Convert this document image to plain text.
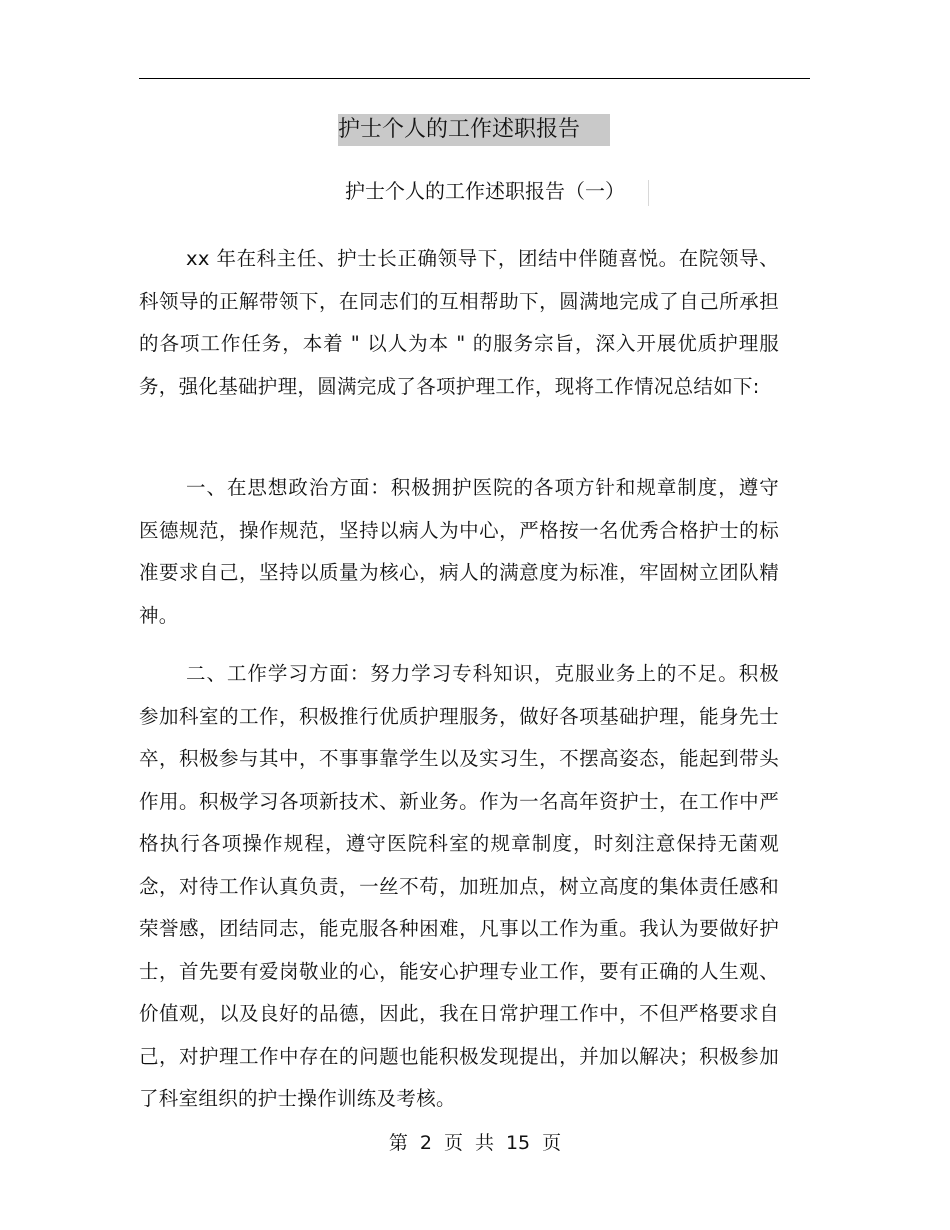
护士个人的工作述职报告
护士个人的工作述职报告（一）

xx 年在科主任、护士长正确领导下，团结中伴随喜悦。在院领导、科领导的正解带领下，在同志们的互相帮助下，圆满地完成了自己所承担的各项工作任务，本着 " 以人为本 " 的服务宗旨，深入开展优质护理服务，强化基础护理，圆满完成了各项护理工作，现将工作情况总结如下:

一、在思想政治方面：积极拥护医院的各项方针和规章制度，遵守医德规范，操作规范，坚持以病人为中心，严格按一名优秀合格护士的标准要求自己，坚持以质量为核心，病人的满意度为标准，牢固树立团队精神。

二、工作学习方面：努力学习专科知识，克服业务上的不足。积极参加科室的工作，积极推行优质护理服务，做好各项基础护理，能身先士卒，积极参与其中，不事事靠学生以及实习生，不摆高姿态，能起到带头作用。积极学习各项新技术、新业务。作为一名高年资护士，在工作中严格执行各项操作规程，遵守医院科室的规章制度，时刻注意保持无菌观念，对待工作认真负责，一丝不苟，加班加点，树立高度的集体责任感和荣誉感，团结同志，能克服各种困难，凡事以工作为重。我认为要做好护士，首先要有爱岗敬业的心，能安心护理专业工作，要有正确的人生观、价值观，以及良好的品德，因此，我在日常护理工作中，不但严格要求自己，对护理工作中存在的问题也能积极发现提出，并加以解决；积极参加了科室组织的护士操作训练及考核。

第 2 页 共 15 页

:::

[WORK REQUIRED]
Repeat the material verbatim. Do not carry over any picture.

[EXERCISE RESPONSE]
Convert this document image to plain text.
护士个人的工作述职报告
护士个人的工作述职报告（一）

xx 年在科主任、护士长正确领导下，团结中伴随喜悦。在院领导、科领导的正解带领下，在同志们的互相帮助下，圆满地完成了自己所承担的各项工作任务，本着 " 以人为本 " 的服务宗旨，深入开展优质护理服务，强化基础护理，圆满完成了各项护理工作，现将工作情况总结如下:

一、在思想政治方面：积极拥护医院的各项方针和规章制度，遵守医德规范，操作规范，坚持以病人为中心，严格按一名优秀合格护士的标准要求自己，坚持以质量为核心，病人的满意度为标准，牢固树立团队精神。

二、工作学习方面：努力学习专科知识，克服业务上的不足。积极参加科室的工作，积极推行优质护理服务，做好各项基础护理，能身先士卒，积极参与其中，不事事靠学生以及实习生，不摆高姿态，能起到带头作用。积极学习各项新技术、新业务。作为一名高年资护士，在工作中严格执行各项操作规程，遵守医院科室的规章制度，时刻注意保持无菌观念，对待工作认真负责，一丝不苟，加班加点，树立高度的集体责任感和荣誉感，团结同志，能克服各种困难，凡事以工作为重。我认为要做好护士，首先要有爱岗敬业的心，能安心护理专业工作，要有正确的人生观、价值观，以及良好的品德，因此，我在日常护理工作中，不但严格要求自己，对护理工作中存在的问题也能积极发现提出，并加以解决；积极参加了科室组织的护士操作训练及考核。

第 2 页 共 15 页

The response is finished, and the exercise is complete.